** Records from a collection of figures **

....

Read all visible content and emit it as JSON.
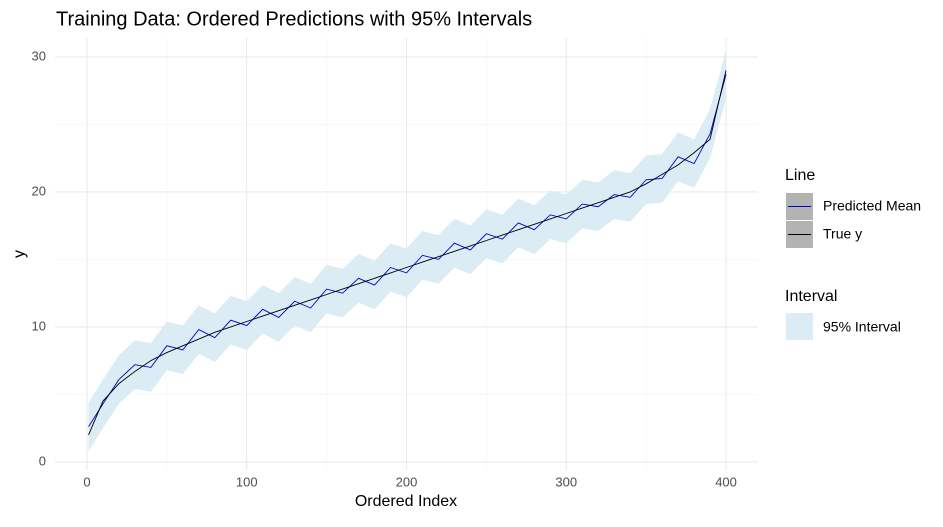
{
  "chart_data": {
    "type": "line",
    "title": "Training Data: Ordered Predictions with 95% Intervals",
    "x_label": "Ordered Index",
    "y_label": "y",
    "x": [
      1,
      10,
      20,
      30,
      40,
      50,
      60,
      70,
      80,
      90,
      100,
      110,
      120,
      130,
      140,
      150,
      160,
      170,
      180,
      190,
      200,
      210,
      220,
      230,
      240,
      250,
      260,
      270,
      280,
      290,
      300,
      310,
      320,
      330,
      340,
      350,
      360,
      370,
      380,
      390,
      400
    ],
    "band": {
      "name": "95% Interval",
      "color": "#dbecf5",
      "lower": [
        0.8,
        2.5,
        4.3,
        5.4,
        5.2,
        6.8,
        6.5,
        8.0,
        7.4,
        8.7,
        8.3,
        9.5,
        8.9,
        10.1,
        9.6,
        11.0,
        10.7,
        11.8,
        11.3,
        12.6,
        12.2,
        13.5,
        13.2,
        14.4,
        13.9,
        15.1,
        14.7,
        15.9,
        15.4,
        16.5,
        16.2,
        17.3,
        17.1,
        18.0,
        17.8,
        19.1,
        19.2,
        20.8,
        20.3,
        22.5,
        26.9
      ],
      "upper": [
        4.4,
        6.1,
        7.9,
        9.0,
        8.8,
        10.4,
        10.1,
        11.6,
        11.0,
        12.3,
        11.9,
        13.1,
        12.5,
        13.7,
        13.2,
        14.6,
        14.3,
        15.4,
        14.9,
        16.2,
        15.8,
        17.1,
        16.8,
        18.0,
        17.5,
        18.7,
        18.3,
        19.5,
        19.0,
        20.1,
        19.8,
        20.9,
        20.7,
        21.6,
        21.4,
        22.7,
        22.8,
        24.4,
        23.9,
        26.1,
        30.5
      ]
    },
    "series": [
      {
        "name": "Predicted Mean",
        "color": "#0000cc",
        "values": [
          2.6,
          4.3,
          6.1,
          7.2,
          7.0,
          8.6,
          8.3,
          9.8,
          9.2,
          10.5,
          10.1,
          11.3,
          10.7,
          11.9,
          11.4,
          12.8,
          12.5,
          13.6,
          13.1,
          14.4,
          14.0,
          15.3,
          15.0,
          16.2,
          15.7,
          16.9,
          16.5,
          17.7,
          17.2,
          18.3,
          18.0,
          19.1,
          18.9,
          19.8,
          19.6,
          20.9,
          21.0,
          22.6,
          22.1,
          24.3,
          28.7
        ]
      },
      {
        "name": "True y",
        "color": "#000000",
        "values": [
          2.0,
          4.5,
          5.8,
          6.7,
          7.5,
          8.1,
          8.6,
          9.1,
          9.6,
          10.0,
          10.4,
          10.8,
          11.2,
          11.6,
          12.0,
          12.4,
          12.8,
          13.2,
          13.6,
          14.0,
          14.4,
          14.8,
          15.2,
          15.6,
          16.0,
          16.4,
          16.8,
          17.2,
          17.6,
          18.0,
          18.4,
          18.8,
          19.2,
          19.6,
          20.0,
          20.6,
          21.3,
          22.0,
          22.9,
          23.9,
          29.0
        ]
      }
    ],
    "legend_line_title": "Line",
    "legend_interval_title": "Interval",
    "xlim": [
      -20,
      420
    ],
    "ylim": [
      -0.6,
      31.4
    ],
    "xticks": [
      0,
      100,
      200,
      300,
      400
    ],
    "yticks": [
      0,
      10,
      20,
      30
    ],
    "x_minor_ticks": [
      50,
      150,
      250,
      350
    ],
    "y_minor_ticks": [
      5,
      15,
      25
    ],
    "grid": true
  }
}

....

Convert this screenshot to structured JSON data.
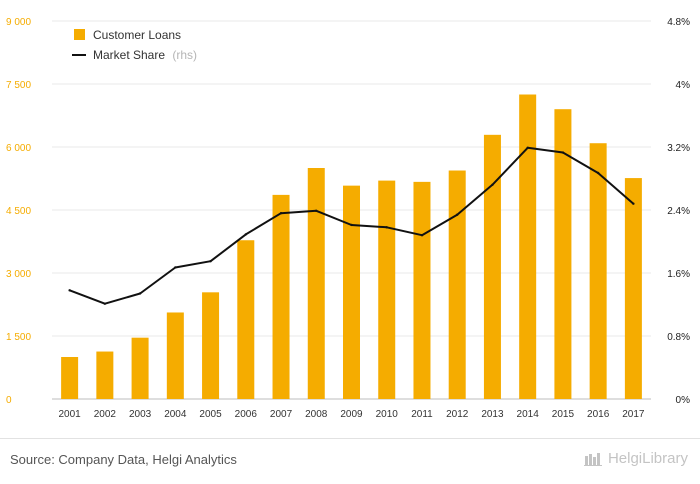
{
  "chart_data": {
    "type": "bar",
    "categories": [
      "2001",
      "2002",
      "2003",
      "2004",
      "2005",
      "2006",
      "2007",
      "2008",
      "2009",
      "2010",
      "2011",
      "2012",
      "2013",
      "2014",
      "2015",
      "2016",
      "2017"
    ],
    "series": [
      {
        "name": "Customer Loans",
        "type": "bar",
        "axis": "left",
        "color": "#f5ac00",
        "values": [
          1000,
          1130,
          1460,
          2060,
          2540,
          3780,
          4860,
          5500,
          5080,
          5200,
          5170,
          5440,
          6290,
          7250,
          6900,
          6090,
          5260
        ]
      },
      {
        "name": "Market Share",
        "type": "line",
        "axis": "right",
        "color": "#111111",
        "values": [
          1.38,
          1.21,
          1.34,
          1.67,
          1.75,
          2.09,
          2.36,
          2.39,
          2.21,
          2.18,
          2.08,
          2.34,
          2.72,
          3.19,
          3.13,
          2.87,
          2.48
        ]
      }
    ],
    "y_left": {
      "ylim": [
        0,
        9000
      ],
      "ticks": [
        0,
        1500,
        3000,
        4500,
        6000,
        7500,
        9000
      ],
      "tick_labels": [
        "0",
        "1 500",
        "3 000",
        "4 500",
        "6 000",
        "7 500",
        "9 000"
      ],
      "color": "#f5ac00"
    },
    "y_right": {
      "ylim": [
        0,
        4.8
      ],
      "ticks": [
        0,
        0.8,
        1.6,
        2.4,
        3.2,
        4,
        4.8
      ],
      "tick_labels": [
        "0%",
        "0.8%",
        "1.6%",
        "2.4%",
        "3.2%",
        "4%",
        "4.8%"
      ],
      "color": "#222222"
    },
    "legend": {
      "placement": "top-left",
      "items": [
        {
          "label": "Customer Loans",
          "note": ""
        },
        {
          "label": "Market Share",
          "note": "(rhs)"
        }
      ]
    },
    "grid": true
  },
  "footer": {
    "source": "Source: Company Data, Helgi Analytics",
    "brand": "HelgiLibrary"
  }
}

....

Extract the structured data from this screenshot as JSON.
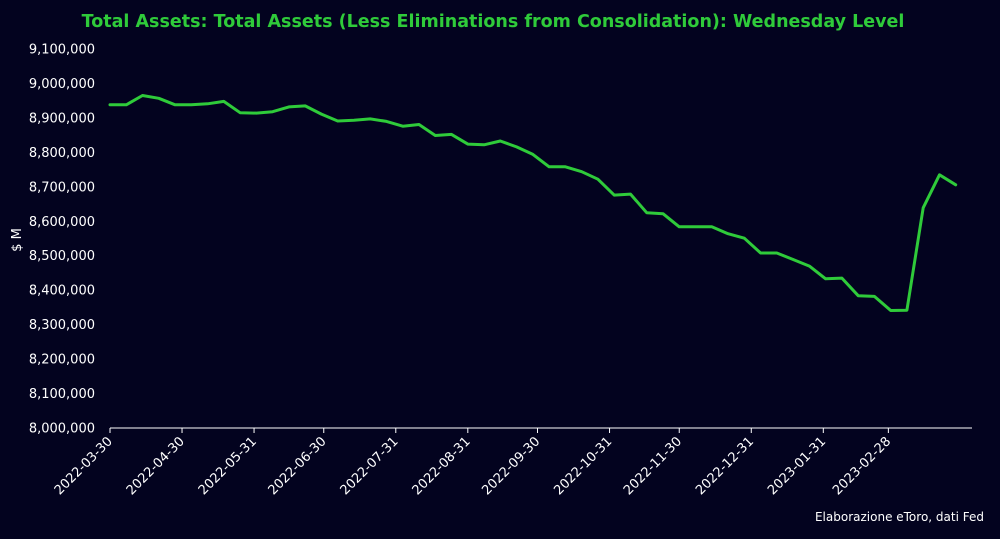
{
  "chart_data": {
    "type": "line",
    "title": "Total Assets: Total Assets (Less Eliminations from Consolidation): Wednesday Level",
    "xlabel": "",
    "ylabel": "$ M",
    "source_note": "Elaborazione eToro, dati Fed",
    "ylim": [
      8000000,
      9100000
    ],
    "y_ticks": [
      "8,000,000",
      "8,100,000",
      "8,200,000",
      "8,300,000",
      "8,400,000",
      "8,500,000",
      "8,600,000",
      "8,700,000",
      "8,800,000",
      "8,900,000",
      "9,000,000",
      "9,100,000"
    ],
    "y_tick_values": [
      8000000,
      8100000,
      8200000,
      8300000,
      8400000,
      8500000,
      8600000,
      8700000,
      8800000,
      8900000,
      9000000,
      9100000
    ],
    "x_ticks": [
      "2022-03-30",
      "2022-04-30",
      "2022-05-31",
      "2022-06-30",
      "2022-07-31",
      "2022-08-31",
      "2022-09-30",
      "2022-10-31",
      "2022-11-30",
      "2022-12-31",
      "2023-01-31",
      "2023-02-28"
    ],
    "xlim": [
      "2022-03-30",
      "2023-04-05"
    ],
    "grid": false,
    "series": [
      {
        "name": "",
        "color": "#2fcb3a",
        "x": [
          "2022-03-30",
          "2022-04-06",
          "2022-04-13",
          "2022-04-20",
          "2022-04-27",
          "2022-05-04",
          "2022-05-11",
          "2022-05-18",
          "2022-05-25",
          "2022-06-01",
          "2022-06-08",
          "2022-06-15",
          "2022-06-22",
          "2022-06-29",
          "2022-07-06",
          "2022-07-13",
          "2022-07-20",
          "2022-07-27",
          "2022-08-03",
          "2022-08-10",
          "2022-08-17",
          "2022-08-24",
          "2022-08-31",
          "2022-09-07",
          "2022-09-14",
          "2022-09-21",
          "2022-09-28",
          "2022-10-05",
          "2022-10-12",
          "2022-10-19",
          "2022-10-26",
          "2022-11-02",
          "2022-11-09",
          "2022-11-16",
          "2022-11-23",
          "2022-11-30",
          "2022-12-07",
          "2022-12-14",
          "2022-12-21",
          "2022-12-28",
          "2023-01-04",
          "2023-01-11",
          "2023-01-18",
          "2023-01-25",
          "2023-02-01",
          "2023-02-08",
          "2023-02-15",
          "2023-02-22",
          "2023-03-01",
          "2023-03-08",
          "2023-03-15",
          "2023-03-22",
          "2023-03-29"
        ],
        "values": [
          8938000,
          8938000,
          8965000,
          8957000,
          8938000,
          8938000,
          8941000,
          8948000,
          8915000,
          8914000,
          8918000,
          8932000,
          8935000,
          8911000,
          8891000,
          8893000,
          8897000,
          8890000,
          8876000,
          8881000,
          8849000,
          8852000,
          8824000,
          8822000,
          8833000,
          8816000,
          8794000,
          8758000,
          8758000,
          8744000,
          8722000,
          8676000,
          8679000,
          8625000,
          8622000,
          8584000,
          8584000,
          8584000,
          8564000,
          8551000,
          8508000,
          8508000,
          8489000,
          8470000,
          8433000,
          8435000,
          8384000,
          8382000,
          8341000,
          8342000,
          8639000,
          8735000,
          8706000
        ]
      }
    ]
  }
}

....

** PROBLEM **
Find the word "screenshot" in the data and copy out each line where it turns up.

** RESULT FOR THIS EXERCISE **
Convert this screenshot to structured JSON data.
Extract the structured data from this screenshot as JSON.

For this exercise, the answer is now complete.